> **What the task asks**
Print the entries verbatim, leaving out the images they contain.

> **Data**

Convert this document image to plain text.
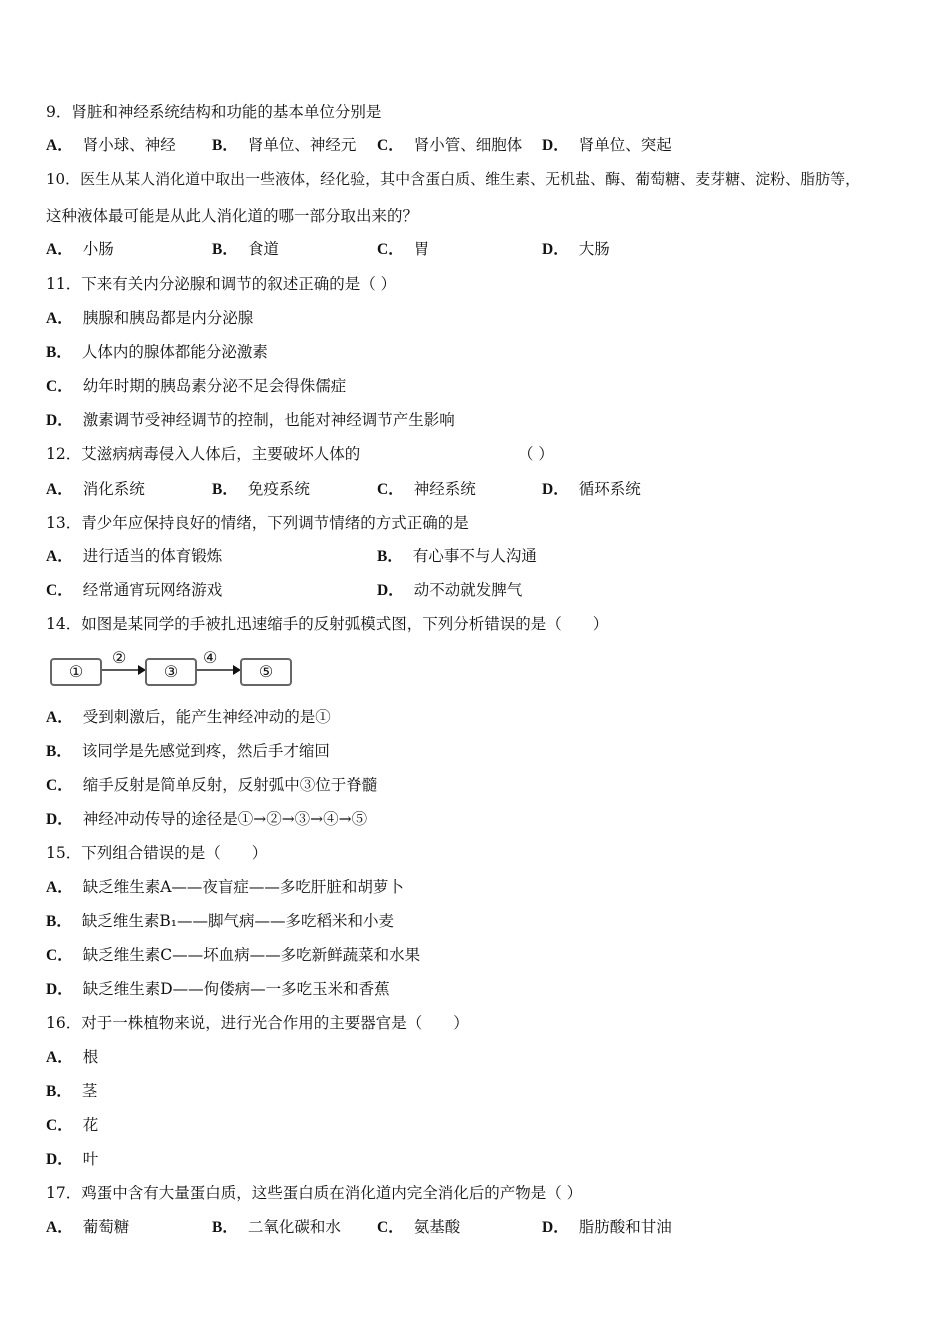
9．肾脏和神经系统结构和功能的基本单位分别是
A． 肾小球、神经 B． 肾单位、神经元 C． 肾小管、细胞体 D． 肾单位、突起
10．医生从某人消化道中取出一些液体，经化验，其中含蛋白质、维生素、无机盐、酶、葡萄糖、麦芽糖、淀粉、脂肪等，
这种液体最可能是从此人消化道的哪一部分取出来的？
A． 小肠	B． 食道	C． 胃	D． 大肠
11．下来有关内分泌腺和调节的叙述正确的是（ ）
A． 胰腺和胰岛都是内分泌腺
B． 人体内的腺体都能分泌激素
C． 幼年时期的胰岛素分泌不足会得侏儒症
D． 激素调节受神经调节的控制，也能对神经调节产生影响
12．艾滋病病毒侵入人体后，主要破坏人体的	（ ）
A． 消化系统	B． 免疫系统	C． 神经系统	D． 循环系统
13．青少年应保持良好的情绪，下列调节情绪的方式正确的是
A． 进行适当的体育锻炼	B． 有心事不与人沟通
C． 经常通宵玩网络游戏	D． 动不动就发脾气
14．如图是某同学的手被扎迅速缩手的反射弧模式图，下列分析错误的是（　　）
①
②
③
④
⑤
A． 受到刺激后，能产生神经冲动的是①
B． 该同学是先感觉到疼，然后手才缩回
C． 缩手反射是简单反射，反射弧中③位于脊髓
D． 神经冲动传导的途径是①→②→③→④→⑤
15．下列组合错误的是（　　）
A． 缺乏维生素A——夜盲症——多吃肝脏和胡萝卜
B． 缺乏维生素B₁——脚气病——多吃稻米和小麦
C． 缺乏维生素C——坏血病——多吃新鲜蔬菜和水果
D． 缺乏维生素D——佝偻病—一多吃玉米和香蕉
16．对于一株植物来说，进行光合作用的主要器官是（　　）
A． 根
B． 茎
C． 花
D． 叶
17．鸡蛋中含有大量蛋白质，这些蛋白质在消化道内完全消化后的产物是（ ）
A． 葡萄糖	B． 二氧化碳和水 C． 氨基酸	D． 脂肪酸和甘油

> **Response to this exercise**
Convert this document image to plain text.
9．肾脏和神经系统结构和功能的基本单位分别是
A． 肾小球、神经 B． 肾单位、神经元 C． 肾小管、细胞体 D． 肾单位、突起
10．医生从某人消化道中取出一些液体，经化验，其中含蛋白质、维生素、无机盐、酶、葡萄糖、麦芽糖、淀粉、脂肪等，
这种液体最可能是从此人消化道的哪一部分取出来的？
A． 小肠	B． 食道	C． 胃	D． 大肠
11．下来有关内分泌腺和调节的叙述正确的是（ ）
A． 胰腺和胰岛都是内分泌腺
B． 人体内的腺体都能分泌激素
C． 幼年时期的胰岛素分泌不足会得侏儒症
D． 激素调节受神经调节的控制，也能对神经调节产生影响
12．艾滋病病毒侵入人体后，主要破坏人体的	（ ）
A． 消化系统	B． 免疫系统	C． 神经系统	D． 循环系统
13．青少年应保持良好的情绪，下列调节情绪的方式正确的是
A． 进行适当的体育锻炼	B． 有心事不与人沟通
C． 经常通宵玩网络游戏	D． 动不动就发脾气
14．如图是某同学的手被扎迅速缩手的反射弧模式图，下列分析错误的是（　　）
①
②
③
④
⑤
A． 受到刺激后，能产生神经冲动的是①
B． 该同学是先感觉到疼，然后手才缩回
C． 缩手反射是简单反射，反射弧中③位于脊髓
D． 神经冲动传导的途径是①→②→③→④→⑤
15．下列组合错误的是（　　）
A． 缺乏维生素A——夜盲症——多吃肝脏和胡萝卜
B． 缺乏维生素B₁——脚气病——多吃稻米和小麦
C． 缺乏维生素C——坏血病——多吃新鲜蔬菜和水果
D． 缺乏维生素D——佝偻病—一多吃玉米和香蕉
16．对于一株植物来说，进行光合作用的主要器官是（　　）
A． 根
B． 茎
C． 花
D． 叶
17．鸡蛋中含有大量蛋白质，这些蛋白质在消化道内完全消化后的产物是（ ）
A． 葡萄糖	B． 二氧化碳和水 C． 氨基酸	D． 脂肪酸和甘油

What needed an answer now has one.